## PROBLEM REQUIREMENTS
Copy, in full, each line of the material that holds the word "Incineration".

## DATA FOR THIS TASK
┌────────
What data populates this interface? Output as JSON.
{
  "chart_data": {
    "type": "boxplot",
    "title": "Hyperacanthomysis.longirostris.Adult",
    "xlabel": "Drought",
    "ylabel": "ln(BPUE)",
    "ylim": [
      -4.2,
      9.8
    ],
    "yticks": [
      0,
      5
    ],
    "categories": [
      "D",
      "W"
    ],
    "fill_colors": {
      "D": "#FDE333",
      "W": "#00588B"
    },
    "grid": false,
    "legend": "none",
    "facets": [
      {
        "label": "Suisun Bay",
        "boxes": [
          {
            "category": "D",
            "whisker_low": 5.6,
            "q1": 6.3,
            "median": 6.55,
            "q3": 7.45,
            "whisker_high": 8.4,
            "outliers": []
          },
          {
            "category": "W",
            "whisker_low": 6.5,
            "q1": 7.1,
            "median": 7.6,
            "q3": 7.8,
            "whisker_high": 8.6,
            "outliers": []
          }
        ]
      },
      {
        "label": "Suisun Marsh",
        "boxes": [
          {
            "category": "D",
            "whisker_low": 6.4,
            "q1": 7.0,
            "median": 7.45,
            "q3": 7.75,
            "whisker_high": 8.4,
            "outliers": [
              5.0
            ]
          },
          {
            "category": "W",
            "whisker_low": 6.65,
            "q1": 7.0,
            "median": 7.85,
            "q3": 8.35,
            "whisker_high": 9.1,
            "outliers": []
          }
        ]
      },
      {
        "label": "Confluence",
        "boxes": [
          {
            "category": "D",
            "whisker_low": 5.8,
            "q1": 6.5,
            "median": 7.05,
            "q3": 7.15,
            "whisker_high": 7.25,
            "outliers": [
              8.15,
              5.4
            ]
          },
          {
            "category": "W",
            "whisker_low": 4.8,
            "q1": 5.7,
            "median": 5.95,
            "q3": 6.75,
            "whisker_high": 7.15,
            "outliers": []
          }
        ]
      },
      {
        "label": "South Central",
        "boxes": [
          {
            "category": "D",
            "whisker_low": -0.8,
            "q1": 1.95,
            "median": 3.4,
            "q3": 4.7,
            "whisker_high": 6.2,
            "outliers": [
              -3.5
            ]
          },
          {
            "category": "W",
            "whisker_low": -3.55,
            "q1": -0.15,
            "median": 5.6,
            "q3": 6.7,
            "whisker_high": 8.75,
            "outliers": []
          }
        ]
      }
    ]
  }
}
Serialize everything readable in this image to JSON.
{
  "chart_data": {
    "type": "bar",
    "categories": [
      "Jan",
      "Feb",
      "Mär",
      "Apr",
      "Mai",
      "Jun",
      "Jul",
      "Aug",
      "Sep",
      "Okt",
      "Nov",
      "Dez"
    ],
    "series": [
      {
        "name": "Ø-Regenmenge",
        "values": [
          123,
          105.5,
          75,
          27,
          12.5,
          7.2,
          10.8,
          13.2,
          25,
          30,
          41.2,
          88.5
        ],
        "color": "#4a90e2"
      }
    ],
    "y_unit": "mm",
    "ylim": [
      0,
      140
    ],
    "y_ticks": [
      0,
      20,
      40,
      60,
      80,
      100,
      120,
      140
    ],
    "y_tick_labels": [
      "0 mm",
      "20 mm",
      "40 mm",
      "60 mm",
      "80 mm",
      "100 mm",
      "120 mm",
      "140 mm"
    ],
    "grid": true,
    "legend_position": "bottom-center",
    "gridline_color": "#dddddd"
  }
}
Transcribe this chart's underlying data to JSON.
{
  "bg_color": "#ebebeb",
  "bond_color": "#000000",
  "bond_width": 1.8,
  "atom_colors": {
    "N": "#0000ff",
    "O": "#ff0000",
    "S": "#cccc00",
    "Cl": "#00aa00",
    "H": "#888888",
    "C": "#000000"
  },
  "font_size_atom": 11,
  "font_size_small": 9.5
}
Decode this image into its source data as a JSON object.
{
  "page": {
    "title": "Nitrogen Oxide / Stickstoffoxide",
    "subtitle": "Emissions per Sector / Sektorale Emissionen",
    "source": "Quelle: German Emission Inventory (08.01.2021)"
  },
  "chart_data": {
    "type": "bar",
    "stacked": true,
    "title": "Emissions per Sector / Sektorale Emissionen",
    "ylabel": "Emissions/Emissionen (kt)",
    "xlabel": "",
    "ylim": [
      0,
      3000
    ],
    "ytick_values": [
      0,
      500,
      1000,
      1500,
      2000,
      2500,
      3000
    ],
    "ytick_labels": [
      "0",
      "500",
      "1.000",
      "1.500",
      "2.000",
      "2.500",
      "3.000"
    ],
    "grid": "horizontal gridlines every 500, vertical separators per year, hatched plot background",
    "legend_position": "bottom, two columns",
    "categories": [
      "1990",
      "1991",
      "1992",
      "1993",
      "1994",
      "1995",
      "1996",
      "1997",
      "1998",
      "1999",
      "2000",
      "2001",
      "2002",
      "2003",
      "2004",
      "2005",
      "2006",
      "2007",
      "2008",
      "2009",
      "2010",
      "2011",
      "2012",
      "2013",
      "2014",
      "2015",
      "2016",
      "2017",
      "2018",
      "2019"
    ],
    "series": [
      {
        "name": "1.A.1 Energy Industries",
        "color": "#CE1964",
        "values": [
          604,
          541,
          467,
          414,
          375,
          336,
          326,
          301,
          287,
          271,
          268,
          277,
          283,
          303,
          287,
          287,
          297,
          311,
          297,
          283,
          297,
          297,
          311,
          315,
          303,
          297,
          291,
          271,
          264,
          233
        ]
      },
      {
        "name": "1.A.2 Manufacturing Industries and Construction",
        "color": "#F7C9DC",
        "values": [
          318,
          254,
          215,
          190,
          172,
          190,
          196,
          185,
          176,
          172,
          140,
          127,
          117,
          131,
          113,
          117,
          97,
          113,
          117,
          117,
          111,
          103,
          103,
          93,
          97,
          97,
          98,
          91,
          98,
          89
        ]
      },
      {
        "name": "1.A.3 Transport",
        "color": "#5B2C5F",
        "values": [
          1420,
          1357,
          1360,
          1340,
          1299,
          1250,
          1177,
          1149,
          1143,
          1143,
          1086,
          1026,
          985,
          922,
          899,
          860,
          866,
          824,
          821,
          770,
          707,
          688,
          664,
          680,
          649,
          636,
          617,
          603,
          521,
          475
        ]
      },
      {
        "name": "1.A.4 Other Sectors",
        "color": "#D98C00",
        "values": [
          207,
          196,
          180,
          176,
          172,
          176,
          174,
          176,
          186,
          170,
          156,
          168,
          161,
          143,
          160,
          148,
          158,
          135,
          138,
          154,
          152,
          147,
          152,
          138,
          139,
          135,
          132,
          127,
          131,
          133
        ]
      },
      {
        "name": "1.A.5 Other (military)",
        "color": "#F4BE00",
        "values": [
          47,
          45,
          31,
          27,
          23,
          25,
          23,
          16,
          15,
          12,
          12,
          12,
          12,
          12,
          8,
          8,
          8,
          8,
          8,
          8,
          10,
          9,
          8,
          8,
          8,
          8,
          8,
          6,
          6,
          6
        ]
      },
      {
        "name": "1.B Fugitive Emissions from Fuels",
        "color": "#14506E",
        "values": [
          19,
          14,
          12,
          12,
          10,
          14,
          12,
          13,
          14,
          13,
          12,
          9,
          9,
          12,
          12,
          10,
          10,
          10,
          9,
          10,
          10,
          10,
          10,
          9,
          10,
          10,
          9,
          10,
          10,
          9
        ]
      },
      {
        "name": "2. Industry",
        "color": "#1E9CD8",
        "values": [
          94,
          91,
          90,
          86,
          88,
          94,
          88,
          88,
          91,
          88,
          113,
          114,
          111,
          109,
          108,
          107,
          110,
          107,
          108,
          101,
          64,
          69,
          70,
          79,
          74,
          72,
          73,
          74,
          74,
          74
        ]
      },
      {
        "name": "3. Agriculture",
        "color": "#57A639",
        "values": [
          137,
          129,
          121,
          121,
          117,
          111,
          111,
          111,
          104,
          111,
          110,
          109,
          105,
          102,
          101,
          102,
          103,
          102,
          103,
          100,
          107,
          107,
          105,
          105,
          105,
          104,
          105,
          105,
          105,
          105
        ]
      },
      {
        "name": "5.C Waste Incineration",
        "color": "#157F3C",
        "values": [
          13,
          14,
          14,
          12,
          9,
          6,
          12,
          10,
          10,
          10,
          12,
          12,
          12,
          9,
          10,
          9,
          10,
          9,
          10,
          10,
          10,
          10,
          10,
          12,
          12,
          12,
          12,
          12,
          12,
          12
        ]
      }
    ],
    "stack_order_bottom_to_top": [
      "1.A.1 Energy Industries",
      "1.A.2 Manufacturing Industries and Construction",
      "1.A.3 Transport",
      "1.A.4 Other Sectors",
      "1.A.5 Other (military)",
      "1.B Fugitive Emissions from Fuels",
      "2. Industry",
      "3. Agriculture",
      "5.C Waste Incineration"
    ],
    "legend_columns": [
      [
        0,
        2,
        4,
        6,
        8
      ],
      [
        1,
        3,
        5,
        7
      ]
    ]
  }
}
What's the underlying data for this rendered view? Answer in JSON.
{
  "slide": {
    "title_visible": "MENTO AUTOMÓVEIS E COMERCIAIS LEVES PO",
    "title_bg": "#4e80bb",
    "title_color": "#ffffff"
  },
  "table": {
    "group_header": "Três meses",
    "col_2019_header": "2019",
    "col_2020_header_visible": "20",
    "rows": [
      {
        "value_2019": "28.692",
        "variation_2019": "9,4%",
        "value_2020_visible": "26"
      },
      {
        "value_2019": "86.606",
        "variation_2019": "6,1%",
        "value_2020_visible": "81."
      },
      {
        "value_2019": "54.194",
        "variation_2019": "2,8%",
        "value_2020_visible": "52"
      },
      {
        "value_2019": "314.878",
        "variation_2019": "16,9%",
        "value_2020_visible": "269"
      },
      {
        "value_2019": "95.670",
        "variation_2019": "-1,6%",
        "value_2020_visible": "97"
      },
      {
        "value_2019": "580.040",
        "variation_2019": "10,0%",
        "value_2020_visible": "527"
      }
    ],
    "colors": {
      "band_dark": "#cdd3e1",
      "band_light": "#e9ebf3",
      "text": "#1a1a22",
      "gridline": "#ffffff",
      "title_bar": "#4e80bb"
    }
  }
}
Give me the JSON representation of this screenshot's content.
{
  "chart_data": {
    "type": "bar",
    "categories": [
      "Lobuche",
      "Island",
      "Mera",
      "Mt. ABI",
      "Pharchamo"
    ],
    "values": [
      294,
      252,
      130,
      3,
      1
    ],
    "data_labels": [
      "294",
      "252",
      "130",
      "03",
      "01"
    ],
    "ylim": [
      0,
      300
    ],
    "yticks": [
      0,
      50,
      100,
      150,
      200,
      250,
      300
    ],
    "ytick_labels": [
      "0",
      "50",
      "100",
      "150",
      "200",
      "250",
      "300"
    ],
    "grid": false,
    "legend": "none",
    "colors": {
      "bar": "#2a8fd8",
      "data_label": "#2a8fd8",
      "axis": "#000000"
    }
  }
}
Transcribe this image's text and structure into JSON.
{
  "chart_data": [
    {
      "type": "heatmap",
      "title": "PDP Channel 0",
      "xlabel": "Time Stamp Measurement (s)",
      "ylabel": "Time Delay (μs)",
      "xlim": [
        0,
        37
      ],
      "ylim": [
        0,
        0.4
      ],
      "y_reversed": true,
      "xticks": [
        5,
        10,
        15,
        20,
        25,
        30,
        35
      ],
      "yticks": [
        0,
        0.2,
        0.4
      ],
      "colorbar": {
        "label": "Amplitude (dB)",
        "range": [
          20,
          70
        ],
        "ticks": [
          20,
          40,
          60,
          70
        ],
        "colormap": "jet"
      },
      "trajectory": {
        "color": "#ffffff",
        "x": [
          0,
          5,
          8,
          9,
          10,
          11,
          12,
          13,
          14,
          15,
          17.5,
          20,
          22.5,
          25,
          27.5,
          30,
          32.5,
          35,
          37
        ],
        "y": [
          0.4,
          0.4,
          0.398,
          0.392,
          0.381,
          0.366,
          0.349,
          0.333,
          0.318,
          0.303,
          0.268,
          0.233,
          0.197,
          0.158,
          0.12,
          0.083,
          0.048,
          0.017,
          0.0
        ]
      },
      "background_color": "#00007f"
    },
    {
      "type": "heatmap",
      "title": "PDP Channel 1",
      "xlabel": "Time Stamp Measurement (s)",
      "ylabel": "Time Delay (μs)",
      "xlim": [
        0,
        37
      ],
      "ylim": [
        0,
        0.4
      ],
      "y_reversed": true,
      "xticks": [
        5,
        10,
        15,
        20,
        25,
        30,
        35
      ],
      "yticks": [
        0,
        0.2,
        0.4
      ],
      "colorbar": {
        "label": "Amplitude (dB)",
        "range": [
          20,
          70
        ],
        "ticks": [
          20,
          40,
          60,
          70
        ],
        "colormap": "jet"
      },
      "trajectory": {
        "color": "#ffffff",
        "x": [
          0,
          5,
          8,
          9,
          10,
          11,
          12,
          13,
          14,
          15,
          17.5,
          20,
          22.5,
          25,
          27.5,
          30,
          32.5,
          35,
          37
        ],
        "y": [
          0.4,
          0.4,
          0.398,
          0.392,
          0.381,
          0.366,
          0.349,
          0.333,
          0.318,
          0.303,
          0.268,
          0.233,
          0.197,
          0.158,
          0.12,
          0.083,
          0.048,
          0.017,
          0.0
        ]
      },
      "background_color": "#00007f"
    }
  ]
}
└────────
## FINISHED EXERCISE
        "name": "5.C Waste Incineration",
      "5.C Waste Incineration"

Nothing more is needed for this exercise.